Required work: Give every line from the entries that contains "image".

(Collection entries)
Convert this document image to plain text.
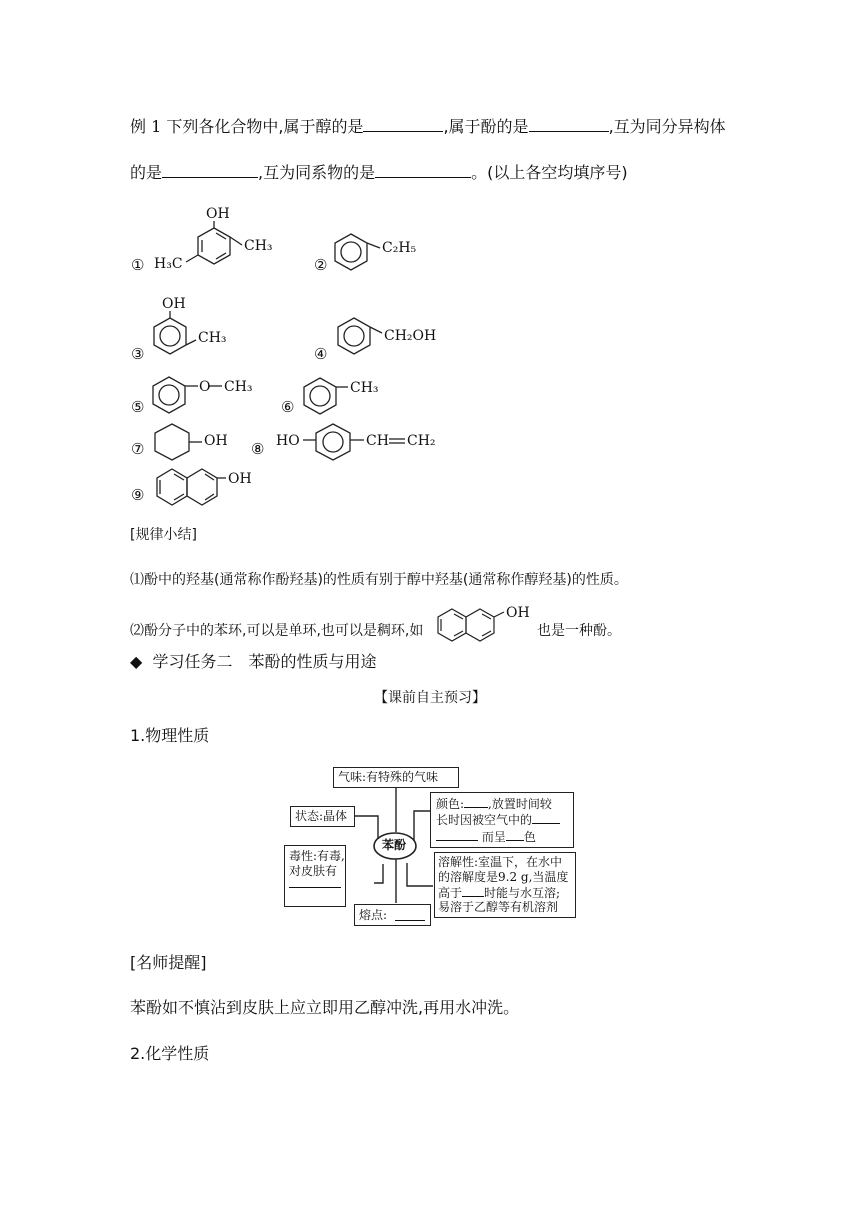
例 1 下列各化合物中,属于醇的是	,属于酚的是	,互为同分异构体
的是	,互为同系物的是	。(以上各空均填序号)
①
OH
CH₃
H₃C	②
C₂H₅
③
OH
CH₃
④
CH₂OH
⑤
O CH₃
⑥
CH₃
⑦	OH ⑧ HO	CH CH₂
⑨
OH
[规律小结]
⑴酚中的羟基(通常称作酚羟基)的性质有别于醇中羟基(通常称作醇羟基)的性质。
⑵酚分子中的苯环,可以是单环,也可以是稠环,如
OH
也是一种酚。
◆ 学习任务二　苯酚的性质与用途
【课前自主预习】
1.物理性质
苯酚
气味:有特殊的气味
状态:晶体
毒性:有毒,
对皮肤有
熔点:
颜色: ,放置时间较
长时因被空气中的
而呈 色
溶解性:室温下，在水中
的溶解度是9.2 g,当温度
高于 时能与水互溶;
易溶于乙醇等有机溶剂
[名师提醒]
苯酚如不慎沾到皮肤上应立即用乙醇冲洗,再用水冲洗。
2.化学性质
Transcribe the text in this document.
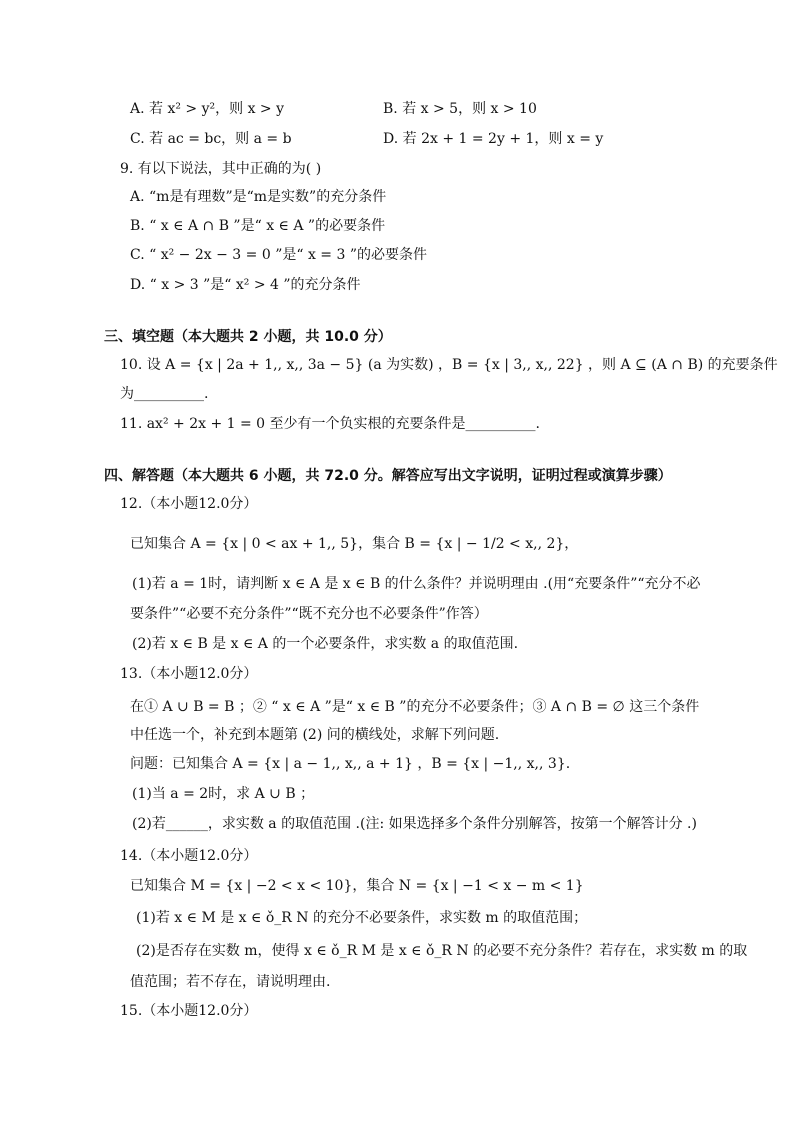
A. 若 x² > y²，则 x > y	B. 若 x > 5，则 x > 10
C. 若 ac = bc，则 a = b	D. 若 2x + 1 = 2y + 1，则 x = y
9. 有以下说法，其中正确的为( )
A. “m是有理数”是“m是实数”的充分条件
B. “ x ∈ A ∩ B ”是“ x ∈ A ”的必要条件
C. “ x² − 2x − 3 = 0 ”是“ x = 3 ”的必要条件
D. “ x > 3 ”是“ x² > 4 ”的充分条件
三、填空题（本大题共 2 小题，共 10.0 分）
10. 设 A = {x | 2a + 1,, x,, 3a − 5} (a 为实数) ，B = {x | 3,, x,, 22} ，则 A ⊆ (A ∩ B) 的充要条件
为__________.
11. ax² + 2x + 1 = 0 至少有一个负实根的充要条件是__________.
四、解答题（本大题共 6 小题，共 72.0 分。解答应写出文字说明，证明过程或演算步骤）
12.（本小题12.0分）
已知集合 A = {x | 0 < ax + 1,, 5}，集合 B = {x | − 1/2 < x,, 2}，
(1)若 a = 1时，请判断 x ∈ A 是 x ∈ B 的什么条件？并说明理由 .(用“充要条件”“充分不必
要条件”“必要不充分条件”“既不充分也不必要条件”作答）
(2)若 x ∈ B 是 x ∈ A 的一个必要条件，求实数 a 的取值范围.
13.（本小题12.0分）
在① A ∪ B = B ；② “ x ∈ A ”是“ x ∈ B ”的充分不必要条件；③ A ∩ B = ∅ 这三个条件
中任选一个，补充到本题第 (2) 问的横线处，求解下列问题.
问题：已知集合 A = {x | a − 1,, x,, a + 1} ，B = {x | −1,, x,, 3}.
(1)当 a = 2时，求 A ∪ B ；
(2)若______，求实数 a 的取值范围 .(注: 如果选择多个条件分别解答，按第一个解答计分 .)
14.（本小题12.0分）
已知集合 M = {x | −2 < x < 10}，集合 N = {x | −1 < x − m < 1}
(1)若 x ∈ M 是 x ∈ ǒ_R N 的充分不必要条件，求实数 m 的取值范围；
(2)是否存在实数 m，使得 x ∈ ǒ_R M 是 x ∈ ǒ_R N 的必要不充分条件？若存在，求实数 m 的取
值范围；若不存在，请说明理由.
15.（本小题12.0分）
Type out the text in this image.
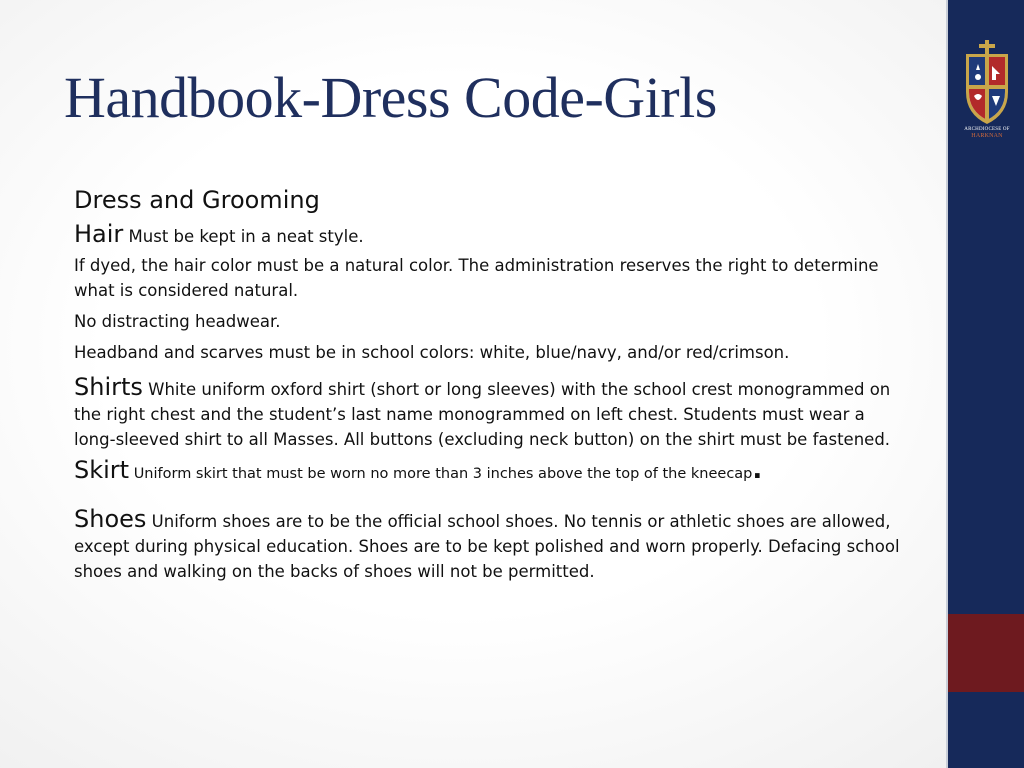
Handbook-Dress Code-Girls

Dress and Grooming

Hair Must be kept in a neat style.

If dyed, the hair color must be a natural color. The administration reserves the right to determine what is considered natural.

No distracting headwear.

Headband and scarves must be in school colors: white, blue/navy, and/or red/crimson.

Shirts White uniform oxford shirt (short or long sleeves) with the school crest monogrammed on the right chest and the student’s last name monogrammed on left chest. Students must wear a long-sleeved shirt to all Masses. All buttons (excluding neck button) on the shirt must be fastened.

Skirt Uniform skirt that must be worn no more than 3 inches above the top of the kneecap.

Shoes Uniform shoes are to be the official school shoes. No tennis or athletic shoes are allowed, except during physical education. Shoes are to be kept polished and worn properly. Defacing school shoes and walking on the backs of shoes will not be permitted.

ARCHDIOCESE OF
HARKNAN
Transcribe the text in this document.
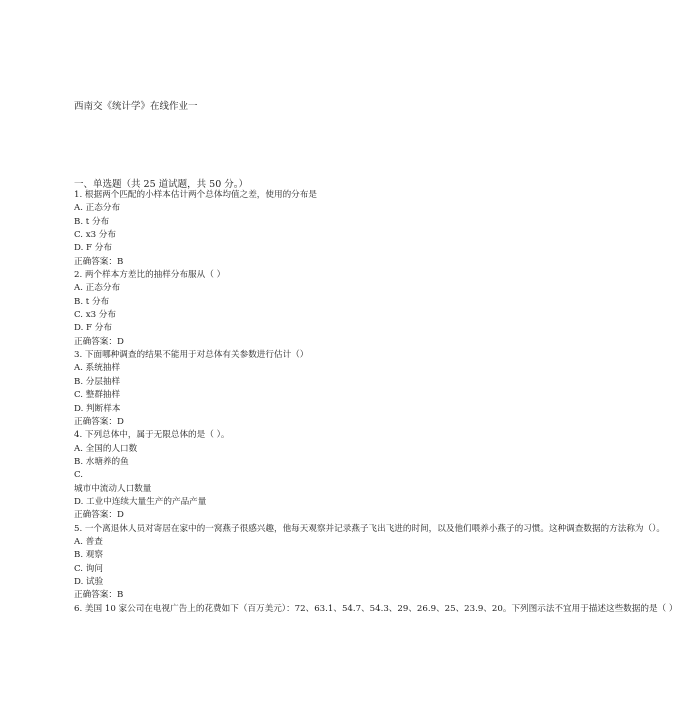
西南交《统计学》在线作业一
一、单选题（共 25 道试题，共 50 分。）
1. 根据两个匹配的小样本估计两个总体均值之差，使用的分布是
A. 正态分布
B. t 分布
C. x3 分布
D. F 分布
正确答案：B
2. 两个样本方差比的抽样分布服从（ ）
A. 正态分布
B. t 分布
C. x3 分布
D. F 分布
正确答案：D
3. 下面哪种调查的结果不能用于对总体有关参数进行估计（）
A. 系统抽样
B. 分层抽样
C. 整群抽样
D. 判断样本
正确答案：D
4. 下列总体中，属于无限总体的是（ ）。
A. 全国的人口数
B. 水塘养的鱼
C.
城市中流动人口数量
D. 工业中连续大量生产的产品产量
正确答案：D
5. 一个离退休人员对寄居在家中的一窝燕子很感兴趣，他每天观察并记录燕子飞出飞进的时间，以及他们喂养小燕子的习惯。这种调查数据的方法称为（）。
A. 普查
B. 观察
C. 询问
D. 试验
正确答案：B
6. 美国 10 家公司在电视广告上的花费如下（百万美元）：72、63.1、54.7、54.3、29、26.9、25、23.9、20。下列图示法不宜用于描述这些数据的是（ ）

Full answer:
Convert this document image to plain text.
Type out the text in this image.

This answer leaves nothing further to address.